§ What you need to do
Write out the whole of the material exactly.

— START OF Supplied material —

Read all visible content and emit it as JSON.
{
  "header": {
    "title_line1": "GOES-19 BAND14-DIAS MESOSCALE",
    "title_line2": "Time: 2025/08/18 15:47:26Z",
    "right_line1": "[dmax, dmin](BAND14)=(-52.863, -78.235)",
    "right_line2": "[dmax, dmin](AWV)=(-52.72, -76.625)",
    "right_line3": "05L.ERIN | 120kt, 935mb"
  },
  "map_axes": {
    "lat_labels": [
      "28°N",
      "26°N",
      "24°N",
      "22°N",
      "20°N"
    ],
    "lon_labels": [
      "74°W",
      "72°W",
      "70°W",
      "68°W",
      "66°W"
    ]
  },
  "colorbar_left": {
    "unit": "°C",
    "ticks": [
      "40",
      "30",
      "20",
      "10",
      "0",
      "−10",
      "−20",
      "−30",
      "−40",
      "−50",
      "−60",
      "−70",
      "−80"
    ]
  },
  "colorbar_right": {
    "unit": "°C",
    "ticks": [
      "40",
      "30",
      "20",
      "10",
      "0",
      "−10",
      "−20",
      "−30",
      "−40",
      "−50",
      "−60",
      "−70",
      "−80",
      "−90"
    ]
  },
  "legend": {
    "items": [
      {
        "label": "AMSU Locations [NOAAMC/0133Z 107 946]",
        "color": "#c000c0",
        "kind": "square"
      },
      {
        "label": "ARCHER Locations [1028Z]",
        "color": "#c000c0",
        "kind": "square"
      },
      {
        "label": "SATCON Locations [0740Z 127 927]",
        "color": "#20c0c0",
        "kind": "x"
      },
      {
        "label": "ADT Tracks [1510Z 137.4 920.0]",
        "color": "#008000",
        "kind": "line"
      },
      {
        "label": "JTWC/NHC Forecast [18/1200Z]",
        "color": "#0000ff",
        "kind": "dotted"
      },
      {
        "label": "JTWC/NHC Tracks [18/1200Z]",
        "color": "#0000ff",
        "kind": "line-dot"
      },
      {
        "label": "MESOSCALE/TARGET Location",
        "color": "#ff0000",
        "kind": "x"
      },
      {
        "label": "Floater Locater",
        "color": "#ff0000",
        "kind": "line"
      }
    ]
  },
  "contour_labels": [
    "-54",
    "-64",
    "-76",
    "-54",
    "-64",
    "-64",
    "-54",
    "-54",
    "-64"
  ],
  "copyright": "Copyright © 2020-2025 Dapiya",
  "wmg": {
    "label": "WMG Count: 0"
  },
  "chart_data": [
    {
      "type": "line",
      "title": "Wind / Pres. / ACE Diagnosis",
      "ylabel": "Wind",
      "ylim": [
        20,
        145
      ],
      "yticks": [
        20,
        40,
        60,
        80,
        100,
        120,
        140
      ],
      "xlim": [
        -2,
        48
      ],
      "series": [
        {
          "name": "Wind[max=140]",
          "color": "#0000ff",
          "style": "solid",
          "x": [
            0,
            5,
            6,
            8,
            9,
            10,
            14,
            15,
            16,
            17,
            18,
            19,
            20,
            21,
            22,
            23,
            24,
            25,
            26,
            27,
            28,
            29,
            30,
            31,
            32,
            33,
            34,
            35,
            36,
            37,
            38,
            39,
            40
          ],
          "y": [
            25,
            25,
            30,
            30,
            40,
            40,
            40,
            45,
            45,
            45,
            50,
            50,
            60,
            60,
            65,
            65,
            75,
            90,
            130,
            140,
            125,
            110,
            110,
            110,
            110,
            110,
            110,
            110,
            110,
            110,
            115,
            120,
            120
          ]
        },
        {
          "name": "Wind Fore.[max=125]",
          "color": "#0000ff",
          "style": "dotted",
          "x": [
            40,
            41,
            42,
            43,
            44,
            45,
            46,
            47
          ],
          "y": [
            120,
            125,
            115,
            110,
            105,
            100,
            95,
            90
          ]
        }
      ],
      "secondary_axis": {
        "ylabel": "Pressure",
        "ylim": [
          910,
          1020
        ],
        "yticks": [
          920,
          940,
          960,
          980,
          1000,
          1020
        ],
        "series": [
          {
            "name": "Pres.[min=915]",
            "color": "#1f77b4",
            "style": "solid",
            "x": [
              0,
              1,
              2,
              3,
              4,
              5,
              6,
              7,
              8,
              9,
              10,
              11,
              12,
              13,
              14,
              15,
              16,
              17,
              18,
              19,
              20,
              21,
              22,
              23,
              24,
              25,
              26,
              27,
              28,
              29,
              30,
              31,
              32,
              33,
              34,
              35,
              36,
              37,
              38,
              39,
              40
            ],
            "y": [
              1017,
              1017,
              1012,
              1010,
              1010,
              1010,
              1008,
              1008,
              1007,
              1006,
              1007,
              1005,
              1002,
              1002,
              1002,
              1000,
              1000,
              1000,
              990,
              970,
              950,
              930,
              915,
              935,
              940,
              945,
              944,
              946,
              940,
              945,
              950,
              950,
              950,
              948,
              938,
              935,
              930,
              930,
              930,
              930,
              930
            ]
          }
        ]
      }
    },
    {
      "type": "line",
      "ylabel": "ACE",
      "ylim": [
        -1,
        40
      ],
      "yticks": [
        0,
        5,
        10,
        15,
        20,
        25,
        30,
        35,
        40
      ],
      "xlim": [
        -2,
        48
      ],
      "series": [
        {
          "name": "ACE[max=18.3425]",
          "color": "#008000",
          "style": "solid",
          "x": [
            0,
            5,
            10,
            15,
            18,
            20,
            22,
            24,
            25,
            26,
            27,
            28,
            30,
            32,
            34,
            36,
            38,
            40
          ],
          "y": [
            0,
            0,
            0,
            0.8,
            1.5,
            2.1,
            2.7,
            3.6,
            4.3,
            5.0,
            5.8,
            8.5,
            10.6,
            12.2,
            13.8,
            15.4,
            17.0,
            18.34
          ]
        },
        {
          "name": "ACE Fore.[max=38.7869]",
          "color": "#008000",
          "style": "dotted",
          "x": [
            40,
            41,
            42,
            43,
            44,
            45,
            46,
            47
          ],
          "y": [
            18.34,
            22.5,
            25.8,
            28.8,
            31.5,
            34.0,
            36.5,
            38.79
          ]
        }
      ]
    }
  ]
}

— END OF Supplied material —

§ Reply
Read all visible content and emit it as JSON.
{
  "header": {
    "title_line1": "GOES-19 BAND14-DIAS MESOSCALE",
    "title_line2": "Time: 2025/08/18 15:47:26Z",
    "right_line1": "[dmax, dmin](BAND14)=(-52.863, -78.235)",
    "right_line2": "[dmax, dmin](AWV)=(-52.72, -76.625)",
    "right_line3": "05L.ERIN | 120kt, 935mb"
  },
  "map_axes": {
    "lat_labels": [
      "28°N",
      "26°N",
      "24°N",
      "22°N",
      "20°N"
    ],
    "lon_labels": [
      "74°W",
      "72°W",
      "70°W",
      "68°W",
      "66°W"
    ]
  },
  "colorbar_left": {
    "unit": "°C",
    "ticks": [
      "40",
      "30",
      "20",
      "10",
      "0",
      "−10",
      "−20",
      "−30",
      "−40",
      "−50",
      "−60",
      "−70",
      "−80"
    ]
  },
  "colorbar_right": {
    "unit": "°C",
    "ticks": [
      "40",
      "30",
      "20",
      "10",
      "0",
      "−10",
      "−20",
      "−30",
      "−40",
      "−50",
      "−60",
      "−70",
      "−80",
      "−90"
    ]
  },
  "legend": {
    "items": [
      {
        "label": "AMSU Locations [NOAAMC/0133Z 107 946]",
        "color": "#c000c0",
        "kind": "square"
      },
      {
        "label": "ARCHER Locations [1028Z]",
        "color": "#c000c0",
        "kind": "square"
      },
      {
        "label": "SATCON Locations [0740Z 127 927]",
        "color": "#20c0c0",
        "kind": "x"
      },
      {
        "label": "ADT Tracks [1510Z 137.4 920.0]",
        "color": "#008000",
        "kind": "line"
      },
      {
        "label": "JTWC/NHC Forecast [18/1200Z]",
        "color": "#0000ff",
        "kind": "dotted"
      },
      {
        "label": "JTWC/NHC Tracks [18/1200Z]",
        "color": "#0000ff",
        "kind": "line-dot"
      },
      {
        "label": "MESOSCALE/TARGET Location",
        "color": "#ff0000",
        "kind": "x"
      },
      {
        "label": "Floater Locater",
        "color": "#ff0000",
        "kind": "line"
      }
    ]
  },
  "contour_labels": [
    "-54",
    "-64",
    "-76",
    "-54",
    "-64",
    "-64",
    "-54",
    "-54",
    "-64"
  ],
  "copyright": "Copyright © 2020-2025 Dapiya",
  "wmg": {
    "label": "WMG Count: 0"
  },
  "chart_data": [
    {
      "type": "line",
      "title": "Wind / Pres. / ACE Diagnosis",
      "ylabel": "Wind",
      "ylim": [
        20,
        145
      ],
      "yticks": [
        20,
        40,
        60,
        80,
        100,
        120,
        140
      ],
      "xlim": [
        -2,
        48
      ],
      "series": [
        {
          "name": "Wind[max=140]",
          "color": "#0000ff",
          "style": "solid",
          "x": [
            0,
            5,
            6,
            8,
            9,
            10,
            14,
            15,
            16,
            17,
            18,
            19,
            20,
            21,
            22,
            23,
            24,
            25,
            26,
            27,
            28,
            29,
            30,
            31,
            32,
            33,
            34,
            35,
            36,
            37,
            38,
            39,
            40
          ],
          "y": [
            25,
            25,
            30,
            30,
            40,
            40,
            40,
            45,
            45,
            45,
            50,
            50,
            60,
            60,
            65,
            65,
            75,
            90,
            130,
            140,
            125,
            110,
            110,
            110,
            110,
            110,
            110,
            110,
            110,
            110,
            115,
            120,
            120
          ]
        },
        {
          "name": "Wind Fore.[max=125]",
          "color": "#0000ff",
          "style": "dotted",
          "x": [
            40,
            41,
            42,
            43,
            44,
            45,
            46,
            47
          ],
          "y": [
            120,
            125,
            115,
            110,
            105,
            100,
            95,
            90
          ]
        }
      ],
      "secondary_axis": {
        "ylabel": "Pressure",
        "ylim": [
          910,
          1020
        ],
        "yticks": [
          920,
          940,
          960,
          980,
          1000,
          1020
        ],
        "series": [
          {
            "name": "Pres.[min=915]",
            "color": "#1f77b4",
            "style": "solid",
            "x": [
              0,
              1,
              2,
              3,
              4,
              5,
              6,
              7,
              8,
              9,
              10,
              11,
              12,
              13,
              14,
              15,
              16,
              17,
              18,
              19,
              20,
              21,
              22,
              23,
              24,
              25,
              26,
              27,
              28,
              29,
              30,
              31,
              32,
              33,
              34,
              35,
              36,
              37,
              38,
              39,
              40
            ],
            "y": [
              1017,
              1017,
              1012,
              1010,
              1010,
              1010,
              1008,
              1008,
              1007,
              1006,
              1007,
              1005,
              1002,
              1002,
              1002,
              1000,
              1000,
              1000,
              990,
              970,
              950,
              930,
              915,
              935,
              940,
              945,
              944,
              946,
              940,
              945,
              950,
              950,
              950,
              948,
              938,
              935,
              930,
              930,
              930,
              930,
              930
            ]
          }
        ]
      }
    },
    {
      "type": "line",
      "ylabel": "ACE",
      "ylim": [
        -1,
        40
      ],
      "yticks": [
        0,
        5,
        10,
        15,
        20,
        25,
        30,
        35,
        40
      ],
      "xlim": [
        -2,
        48
      ],
      "series": [
        {
          "name": "ACE[max=18.3425]",
          "color": "#008000",
          "style": "solid",
          "x": [
            0,
            5,
            10,
            15,
            18,
            20,
            22,
            24,
            25,
            26,
            27,
            28,
            30,
            32,
            34,
            36,
            38,
            40
          ],
          "y": [
            0,
            0,
            0,
            0.8,
            1.5,
            2.1,
            2.7,
            3.6,
            4.3,
            5.0,
            5.8,
            8.5,
            10.6,
            12.2,
            13.8,
            15.4,
            17.0,
            18.34
          ]
        },
        {
          "name": "ACE Fore.[max=38.7869]",
          "color": "#008000",
          "style": "dotted",
          "x": [
            40,
            41,
            42,
            43,
            44,
            45,
            46,
            47
          ],
          "y": [
            18.34,
            22.5,
            25.8,
            28.8,
            31.5,
            34.0,
            36.5,
            38.79
          ]
        }
      ]
    }
  ]
}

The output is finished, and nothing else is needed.